Restate each line of the listing exactly, without carrying over any pictures.

** Start LISTED RECORDS **

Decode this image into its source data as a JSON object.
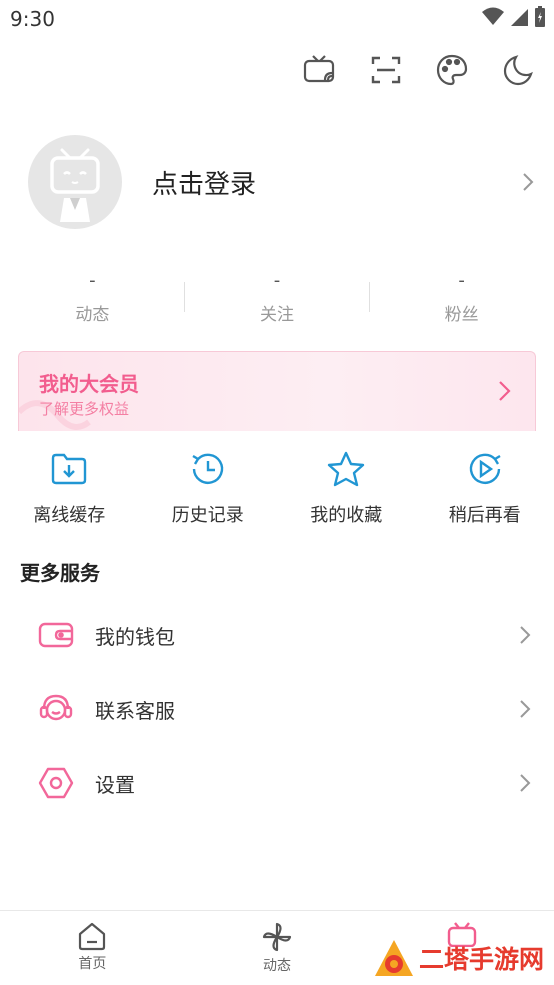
{
  "status_bar": {
    "time": "9:30"
  },
  "profile": {
    "login_text": "点击登录"
  },
  "stats": [
    {
      "value": "-",
      "label": "动态"
    },
    {
      "value": "-",
      "label": "关注"
    },
    {
      "value": "-",
      "label": "粉丝"
    }
  ],
  "vip": {
    "title": "我的大会员",
    "subtitle": "了解更多权益"
  },
  "quick_actions": [
    {
      "label": "离线缓存",
      "icon": "offline-cache-icon"
    },
    {
      "label": "历史记录",
      "icon": "history-icon"
    },
    {
      "label": "我的收藏",
      "icon": "favorites-star-icon"
    },
    {
      "label": "稍后再看",
      "icon": "watch-later-icon"
    }
  ],
  "more_services": {
    "title": "更多服务",
    "items": [
      {
        "label": "我的钱包",
        "icon": "wallet-icon"
      },
      {
        "label": "联系客服",
        "icon": "customer-service-icon"
      },
      {
        "label": "设置",
        "icon": "settings-icon"
      }
    ]
  },
  "tabbar": {
    "tabs": [
      {
        "label": "首页",
        "icon": "home-icon"
      },
      {
        "label": "动态",
        "icon": "pinwheel-icon"
      },
      {
        "label": "",
        "icon": "tv-icon"
      }
    ]
  },
  "watermark": {
    "text": "二塔手游网"
  },
  "colors": {
    "accent_pink": "#f25d8e",
    "accent_blue": "#2196d3"
  }
}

** End LISTED RECORDS **

### ANSWER TO THIS PROBLEM:
Decode this image into its source data as a JSON object.
{
  "status_bar": {
    "time": "9:30"
  },
  "profile": {
    "login_text": "点击登录"
  },
  "stats": [
    {
      "value": "-",
      "label": "动态"
    },
    {
      "value": "-",
      "label": "关注"
    },
    {
      "value": "-",
      "label": "粉丝"
    }
  ],
  "vip": {
    "title": "我的大会员",
    "subtitle": "了解更多权益"
  },
  "quick_actions": [
    {
      "label": "离线缓存",
      "icon": "offline-cache-icon"
    },
    {
      "label": "历史记录",
      "icon": "history-icon"
    },
    {
      "label": "我的收藏",
      "icon": "favorites-star-icon"
    },
    {
      "label": "稍后再看",
      "icon": "watch-later-icon"
    }
  ],
  "more_services": {
    "title": "更多服务",
    "items": [
      {
        "label": "我的钱包",
        "icon": "wallet-icon"
      },
      {
        "label": "联系客服",
        "icon": "customer-service-icon"
      },
      {
        "label": "设置",
        "icon": "settings-icon"
      }
    ]
  },
  "tabbar": {
    "tabs": [
      {
        "label": "首页",
        "icon": "home-icon"
      },
      {
        "label": "动态",
        "icon": "pinwheel-icon"
      },
      {
        "label": "",
        "icon": "tv-icon"
      }
    ]
  },
  "watermark": {
    "text": "二塔手游网"
  },
  "colors": {
    "accent_pink": "#f25d8e",
    "accent_blue": "#2196d3"
  }
}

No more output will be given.